Look through the data below. Collect every line where the word "particulière" occurs.
+++++
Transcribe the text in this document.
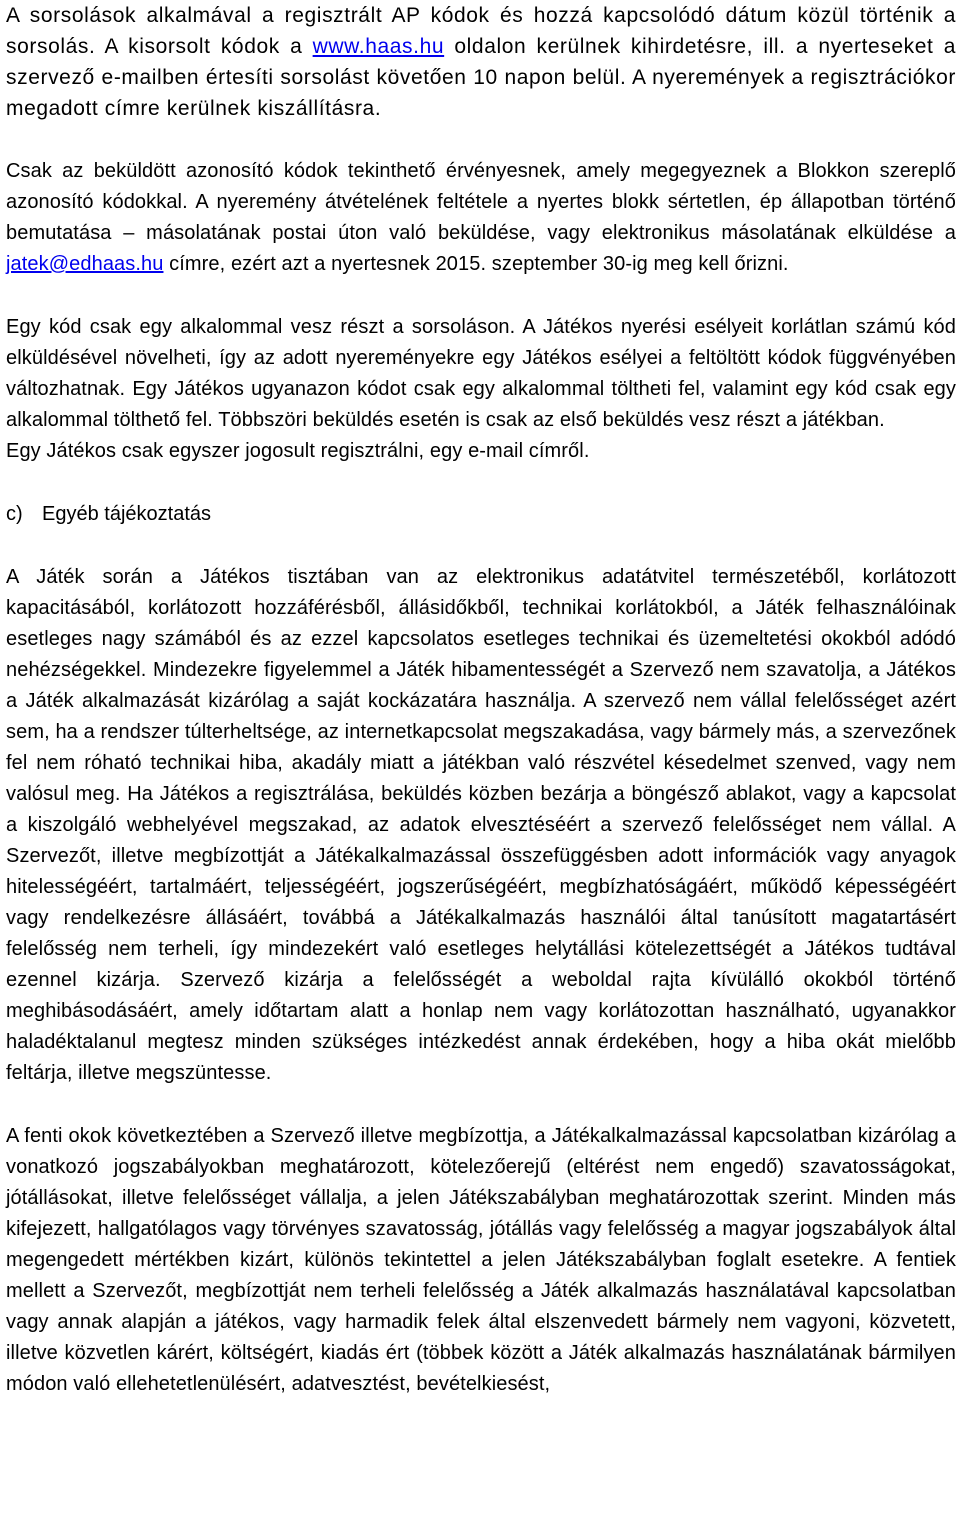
A sorsolások alkalmával a regisztrált AP kódok és hozzá kapcsolódó dátum közül történik a sorsolás. A kisorsolt kódok a www.haas.hu oldalon kerülnek kihirdetésre, ill. a nyerteseket a szervező e-mailben értesíti sorsolást követően 10 napon belül. A nyeremények a regisztrációkor megadott címre kerülnek kiszállításra.

Csak az beküldött azonosító kódok tekinthető érvényesnek, amely megegyeznek a Blokkon szereplő azonosító kódokkal. A nyeremény átvételének feltétele a nyertes blokk sértetlen, ép állapotban történő bemutatása – másolatának postai úton való beküldése, vagy elektronikus másolatának elküldése a jatek@edhaas.hu címre, ezért azt a nyertesnek 2015. szeptember 30-ig meg kell őrizni.

Egy kód csak egy alkalommal vesz részt a sorsoláson. A Játékos nyerési esélyeit korlátlan számú kód elküldésével növelheti, így az adott nyereményekre egy Játékos esélyei a feltöltött kódok függvényében változhatnak. Egy Játékos ugyanazon kódot csak egy alkalommal töltheti fel, valamint egy kód csak egy alkalommal tölthető fel. Többszöri beküldés esetén is csak az első beküldés vesz részt a játékban.

Egy Játékos csak egyszer jogosult regisztrálni, egy e-mail címről.

c) Egyéb tájékoztatás

A Játék során a Játékos tisztában van az elektronikus adatátvitel természetéből, korlátozott kapacitásából, korlátozott hozzáférésből, állásidőkből, technikai korlátokból, a Játék felhasználóinak esetleges nagy számából és az ezzel kapcsolatos esetleges technikai és üzemeltetési okokból adódó nehézségekkel. Mindezekre figyelemmel a Játék hibamentességét a Szervező nem szavatolja, a Játékos a Játék alkalmazását kizárólag a saját kockázatára használja. A szervező nem vállal felelősséget azért sem, ha a rendszer túlterheltsége, az internetkapcsolat megszakadása, vagy bármely más, a szervezőnek fel nem róható technikai hiba, akadály miatt a játékban való részvétel késedelmet szenved, vagy nem valósul meg. Ha Játékos a regisztrálása, beküldés közben bezárja a böngésző ablakot, vagy a kapcsolat a kiszolgáló webhelyével megszakad, az adatok elvesztéséért a szervező felelősséget nem vállal. A Szervezőt, illetve megbízottját a Játékalkalmazással összefüggésben adott információk vagy anyagok hitelességéért, tartalmáért, teljességéért, jogszerűségéért, megbízhatóságáért, működő képességéért vagy rendelkezésre állásáért, továbbá a Játékalkalmazás használói által tanúsított magatartásért felelősség nem terheli, így mindezekért való esetleges helytállási kötelezettségét a Játékos tudtával ezennel kizárja. Szervező kizárja a felelősségét a weboldal rajta kívülálló okokból történő meghibásodásáért, amely időtartam alatt a honlap nem vagy korlátozottan használható, ugyanakkor haladéktalanul megtesz minden szükséges intézkedést annak érdekében, hogy a hiba okát mielőbb feltárja, illetve megszüntesse.

A fenti okok következtében a Szervező illetve megbízottja, a Játékalkalmazással kapcsolatban kizárólag a vonatkozó jogszabályokban meghatározott, kötelezőerejű (eltérést nem engedő) szavatosságokat, jótállásokat, illetve felelősséget vállalja, a jelen Játékszabályban meghatározottak szerint. Minden más kifejezett, hallgatólagos vagy törvényes szavatosság, jótállás vagy felelősség a magyar jogszabályok által megengedett mértékben kizárt, különös tekintettel a jelen Játékszabályban foglalt esetekre. A fentiek mellett a Szervezőt, megbízottját nem terheli felelősség a Játék alkalmazás használatával kapcsolatban vagy annak alapján a játékos, vagy harmadik felek által elszenvedett bármely nem vagyoni, közvetett, illetve közvetlen kárért, költségért, kiadás ért (többek között a Játék alkalmazás használatának bármilyen módon való ellehetetlenülésért, adatvesztést, bevételkiesést,
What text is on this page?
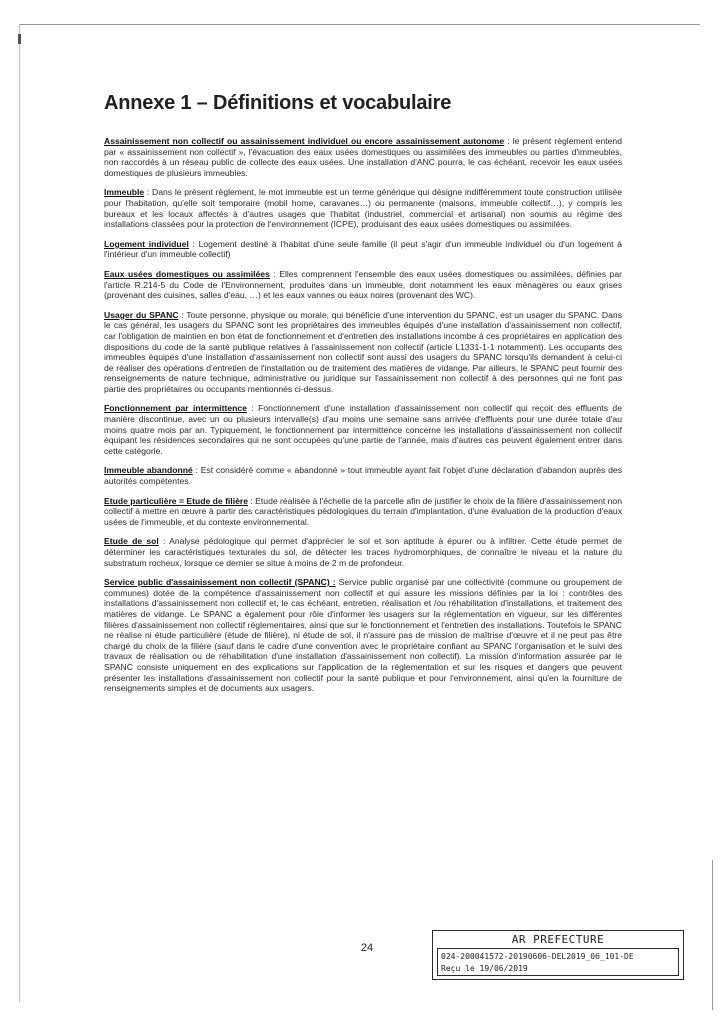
Annexe 1 – Définitions et vocabulaire

Assainissement non collectif ou assainissement individuel ou encore assainissement autonome : le présent règlement entend par « assainissement non collectif », l'évacuation des eaux usées domestiques ou assimilées des immeubles ou parties d'immeubles, non raccordés à un réseau public de collecte des eaux usées. Une installation d'ANC pourra, le cas échéant, recevoir les eaux usées domestiques de plusieurs immeubles.

Immeuble : Dans le présent règlement, le mot immeuble est un terme générique qui désigne indifféremment toute construction utilisée pour l'habitation, qu'elle soit temporaire (mobil home, caravanes…) ou permanente (maisons, immeuble collectif…), y compris les bureaux et les locaux affectés à d'autres usages que l'habitat (industriel, commercial et artisanal) non soumis au régime des installations classées pour la protection de l'environnement (ICPE), produisant des eaux usées domestiques ou assimilées.

Logement individuel : Logement destiné à l'habitat d'une seule famille (il peut s'agir d'un immeuble individuel ou d'un logement à l'intérieur d'un immeuble collectif)

Eaux usées domestiques ou assimilées : Elles comprennent l'ensemble des eaux usées domestiques ou assimilées, définies par l'article R.214-5 du Code de l'Environnement, produites dans un immeuble, dont notamment les eaux ménagères ou eaux grises (provenant des cuisines, salles d'eau, …) et les eaux vannes ou eaux noires (provenant des WC).

Usager du SPANC : Toute personne, physique ou morale, qui bénéficie d'une intervention du SPANC, est un usager du SPANC. Dans le cas général, les usagers du SPANC sont les propriétaires des immeubles équipés d'une installation d'assainissement non collectif, car l'obligation de maintien en bon état de fonctionnement et d'entretien des installations incombe à ces propriétaires en application des dispositions du code de la santé publique relatives à l'assainissement non collectif (article L1331-1-1 notamment). Les occupants des immeubles équipés d'une installation d'assainissement non collectif sont aussi des usagers du SPANC lorsqu'ils demandent à celui-ci de réaliser des opérations d'entretien de l'installation ou de traitement des matières de vidange. Par ailleurs, le SPANC peut fournir des renseignements de nature technique, administrative ou juridique sur l'assainissement non collectif à des personnes qui ne font pas partie des propriétaires ou occupants mentionnés ci-dessus.

Fonctionnement par intermittence : Fonctionnement d'une installation d'assainissement non collectif qui reçoit des effluents de manière discontinue, avec un ou plusieurs intervalle(s) d'au moins une semaine sans arrivée d'effluents pour une durée totale d'au moins quatre mois par an. Typiquement, le fonctionnement par intermittence concerne les installations d'assainissement non collectif équipant les résidences secondaires qui ne sont occupées qu'une partie de l'année, mais d'autres cas peuvent également entrer dans cette catégorie.

Immeuble abandonné : Est considéré comme « abandonné » tout immeuble ayant fait l'objet d'une déclaration d'abandon auprès des autorités compétentes.

Etude particulière = Etude de filière : Etude réalisée à l'échelle de la parcelle afin de justifier le choix de la filière d'assainissement non collectif à mettre en œuvre à partir des caractéristiques pédologiques du terrain d'implantation, d'une évaluation de la production d'eaux usées de l'immeuble, et du contexte environnemental.

Etude de sol : Analyse pédologique qui permet d'apprécier le sol et son aptitude à épurer ou à infiltrer. Cette étude permet de déterminer les caractéristiques texturales du sol, de détecter les traces hydromorphiques, de connaître le niveau et la nature du substratum rocheux, lorsque ce dernier se situe à moins de 2 m de profondeur.

Service public d'assainissement non collectif (SPANC) : Service public organisé par une collectivité (commune ou groupement de communes) dotée de la compétence d'assainissement non collectif et qui assure les missions définies par la loi : contrôles des installations d'assainissement non collectif et, le cas échéant, entretien, réalisation et /ou réhabilitation d'installations, et traitement des matières de vidange. Le SPANC a également pour rôle d'informer les usagers sur la réglementation en vigueur, sur les différentes filières d'assainissement non collectif réglementaires, ainsi que sur le fonctionnement et l'entretien des installations. Toutefois le SPANC ne réalise ni étude particulière (étude de filière), ni étude de sol, il n'assure pas de mission de maîtrise d'œuvre et il ne peut pas être chargé du choix de la filière (sauf dans le cadre d'une convention avec le propriétaire confiant au SPANC l'organisation et le suivi des travaux de réalisation ou de réhabilitation d'une installation d'assainissement non collectif). La mission d'information assurée par le SPANC consiste uniquement en des explications sur l'application de la réglementation et sur les risques et dangers que peuvent présenter les installations d'assainissement non collectif pour la santé publique et pour l'environnement, ainsi qu'en la fourniture de renseignements simples et de documents aux usagers.

24
AR PREFECTURE
024-200041572-20190606-DEL2019_06_101-DE
Reçu le 19/06/2019
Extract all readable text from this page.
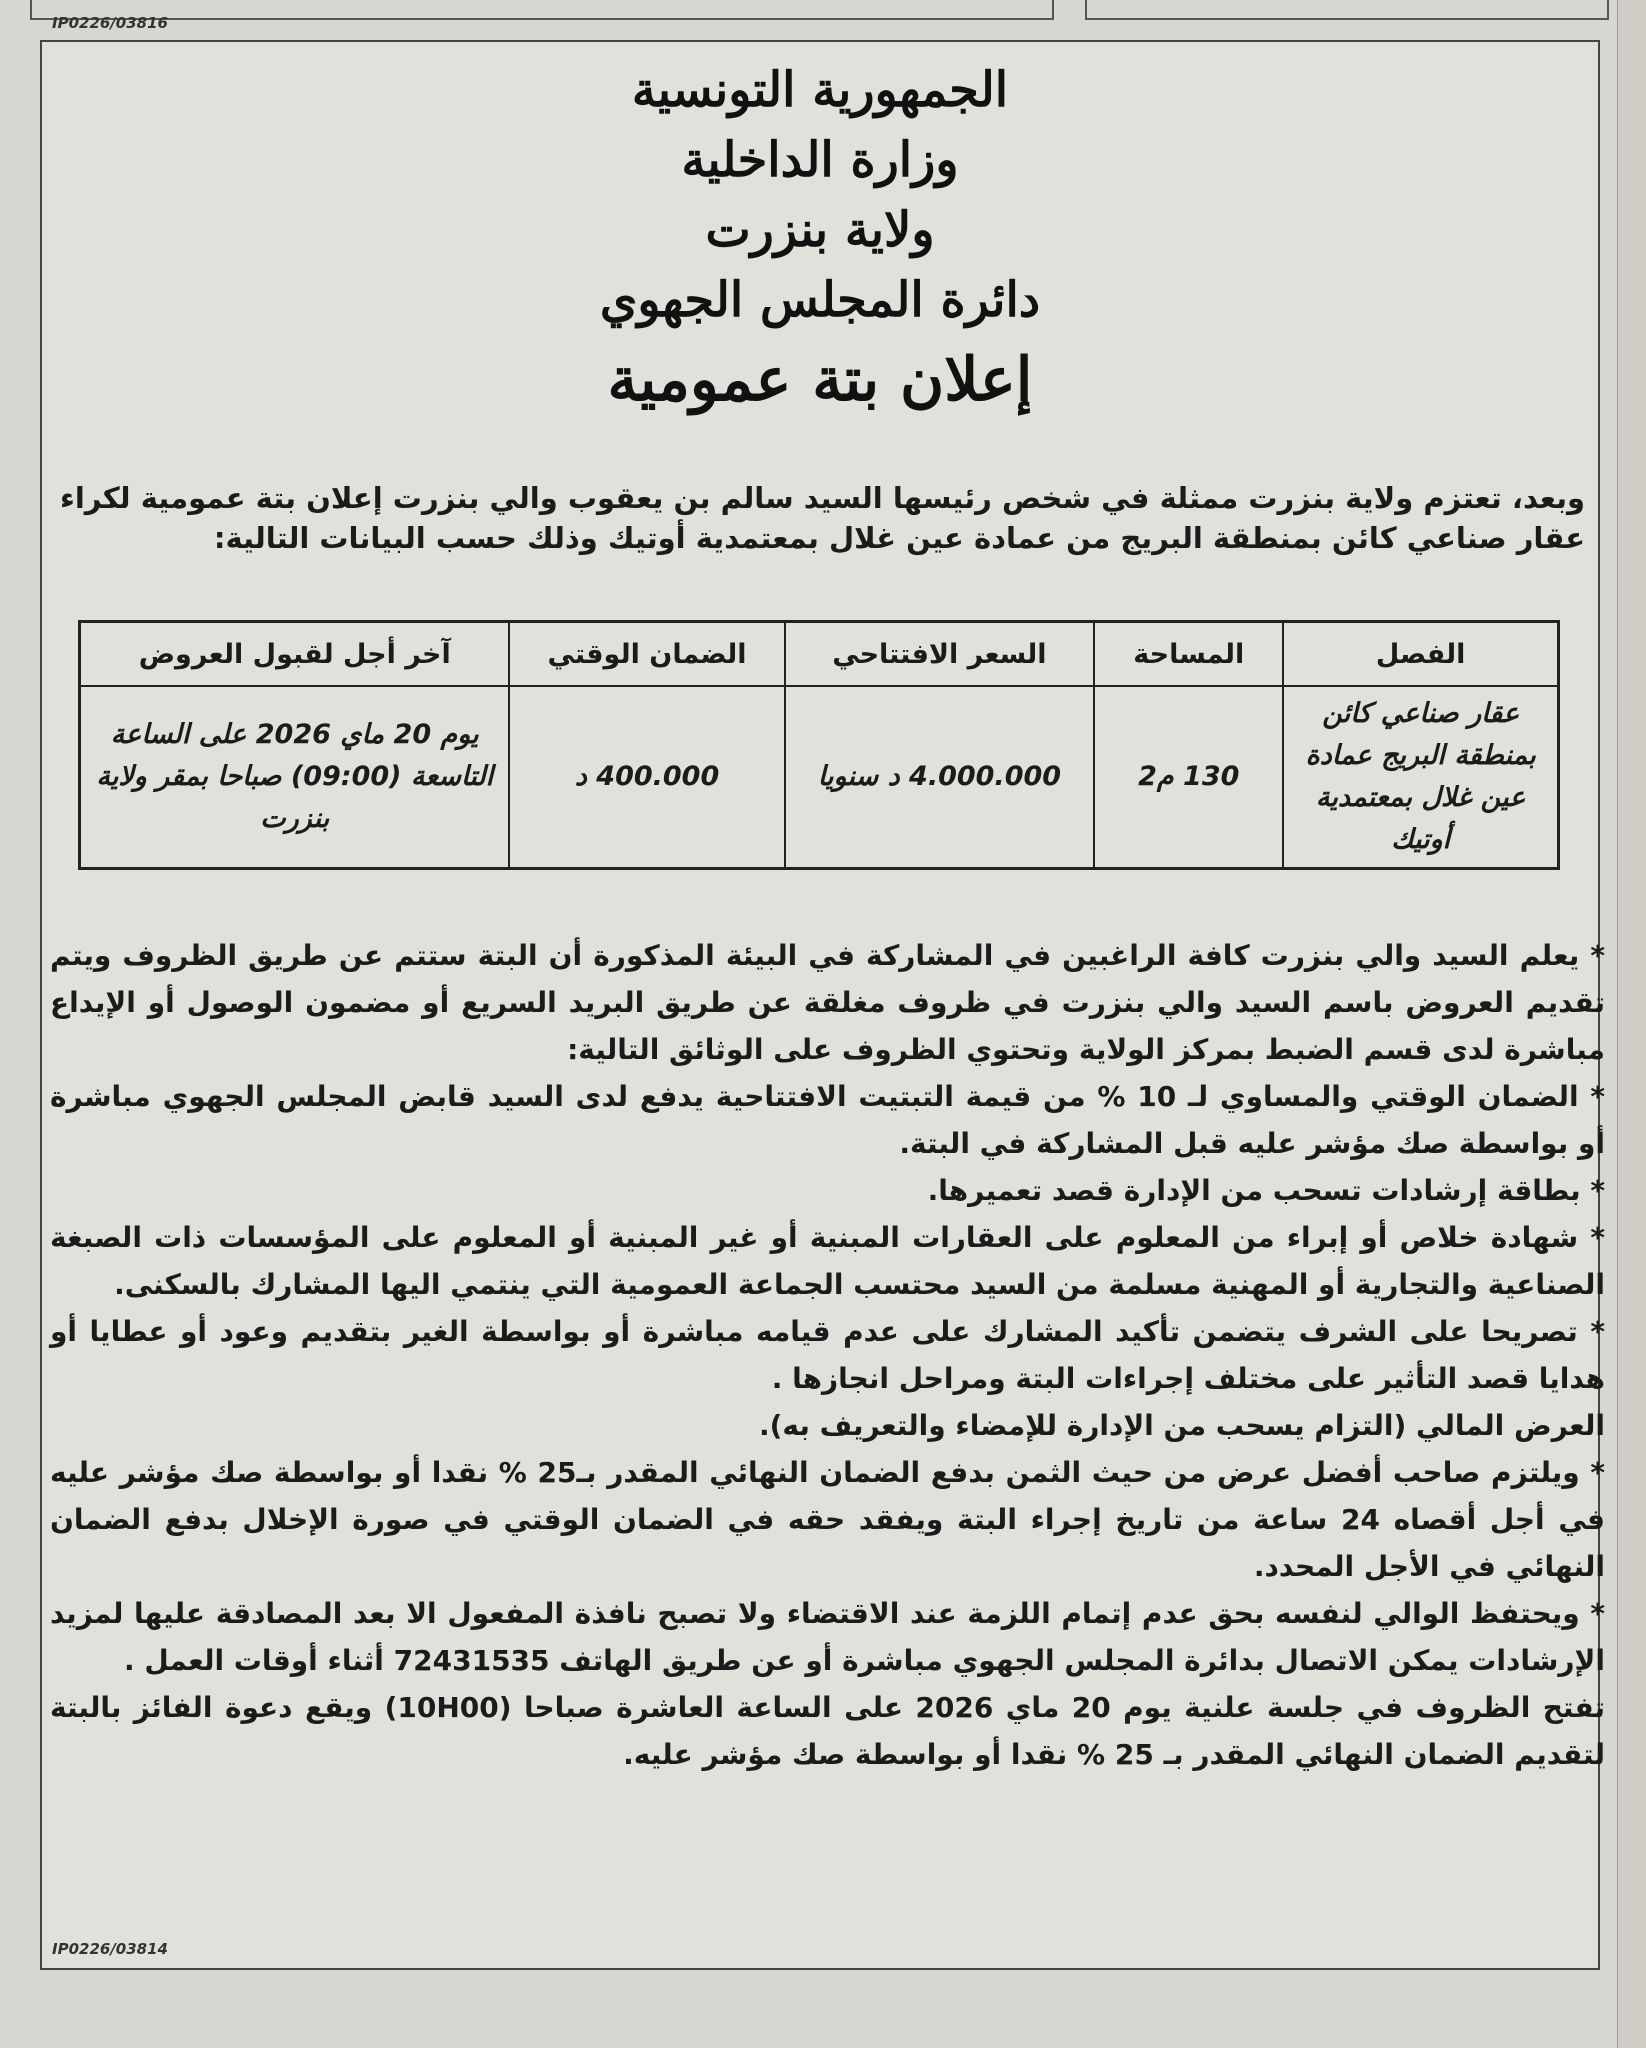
IP0226/03816
الجمهورية التونسية
وزارة الداخلية
ولاية بنزرت
دائرة المجلس الجهوي
إعلان بتة عمومية
وبعد، تعتزم ولاية بنزرت ممثلة في شخص رئيسها السيد سالم بن يعقوب والي بنزرت إعلان بتة عمومية لكراء عقار صناعي كائن بمنطقة البريج من عمادة عين غلال بمعتمدية أوتيك وذلك حسب البيانات التالية:
الفصل	المساحة	السعر الافتتاحي	الضمان الوقتي	آخر أجل لقبول العروض
عقار صناعي كائن بمنطقة البريج عمادة عين غلال بمعتمدية أوتيك	130 م2	4.000.000 د سنويا	400.000 د	يوم 20 ماي 2026 على الساعة التاسعة (09:00) صباحا بمقر ولاية بنزرت

* يعلم السيد والي بنزرت كافة الراغبين في المشاركة في البيئة المذكورة أن البتة ستتم عن طريق الظروف ويتم تقديم العروض باسم السيد والي بنزرت في ظروف مغلقة عن طريق البريد السريع أو مضمون الوصول أو الإيداع مباشرة لدى قسم الضبط بمركز الولاية وتحتوي الظروف على الوثائق التالية:

* الضمان الوقتي والمساوي لـ 10 % من قيمة التبتيت الافتتاحية يدفع لدى السيد قابض المجلس الجهوي مباشرة أو بواسطة صك مؤشر عليه قبل المشاركة في البتة.

* بطاقة إرشادات تسحب من الإدارة قصد تعميرها.

* شهادة خلاص أو إبراء من المعلوم على العقارات المبنية أو غير المبنية أو المعلوم على المؤسسات ذات الصبغة الصناعية والتجارية أو المهنية مسلمة من السيد محتسب الجماعة العمومية التي ينتمي اليها المشارك بالسكنى.

* تصريحا على الشرف يتضمن تأكيد المشارك على عدم قيامه مباشرة أو بواسطة الغير بتقديم وعود أو عطايا أو هدايا قصد التأثير على مختلف إجراءات البتة ومراحل انجازها .

العرض المالي (التزام يسحب من الإدارة للإمضاء والتعريف به).

* ويلتزم صاحب أفضل عرض من حيث الثمن بدفع الضمان النهائي المقدر بـ25 % نقدا أو بواسطة صك مؤشر عليه في أجل أقصاه 24 ساعة من تاريخ إجراء البتة ويفقد حقه في الضمان الوقتي في صورة الإخلال بدفع الضمان النهائي في الأجل المحدد.

* ويحتفظ الوالي لنفسه بحق عدم إتمام اللزمة عند الاقتضاء ولا تصبح نافذة المفعول الا بعد المصادقة عليها لمزيد الإرشادات يمكن الاتصال بدائرة المجلس الجهوي مباشرة أو عن طريق الهاتف 72431535 أثناء أوقات العمل .

تفتح الظروف في جلسة علنية يوم 20 ماي 2026 على الساعة العاشرة صباحا (10H00) ويقع دعوة الفائز بالبتة لتقديم الضمان النهائي المقدر بـ 25 % نقدا أو بواسطة صك مؤشر عليه.

IP0226/03814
+++++
**Written answer**
Etude particulière = Etude de filière : Etude réalisée à l'échelle de la parcelle afin de justifier le choix de la filière d'assainissement non collectif à mettre en œuvre à partir des caractéristiques pédologiques du terrain d'implantation, d'une évaluation de la production d'eaux usées de l'immeuble, et du contexte environnemental.
Service public d'assainissement non collectif (SPANC) : Service public organisé par une collectivité (commune ou groupement de communes) dotée de la compétence d'assainissement non collectif et qui assure les missions définies par la loi : contrôles des installations d'assainissement non collectif et, le cas échéant, entretien, réalisation et /ou réhabilitation d'installations, et traitement des matières de vidange. Le SPANC a également pour rôle d'informer les usagers sur la réglementation en vigueur, sur les différentes filières d'assainissement non collectif réglementaires, ainsi que sur le fonctionnement et l'entretien des installations. Toutefois le SPANC ne réalise ni étude particulière (étude de filière), ni étude de sol, il n'assure pas de mission de maîtrise d'œuvre et il ne peut pas être chargé du choix de la filière (sauf dans le cadre d'une convention avec le propriétaire confiant au SPANC l'organisation et le suivi des travaux de réalisation ou de réhabilitation d'une installation d'assainissement non collectif). La mission d'information assurée par le SPANC consiste uniquement en des explications sur l'application de la réglementation et sur les risques et dangers que peuvent présenter les installations d'assainissement non collectif pour la santé publique et pour l'environnement, ainsi qu'en la fourniture de renseignements simples et de documents aux usagers.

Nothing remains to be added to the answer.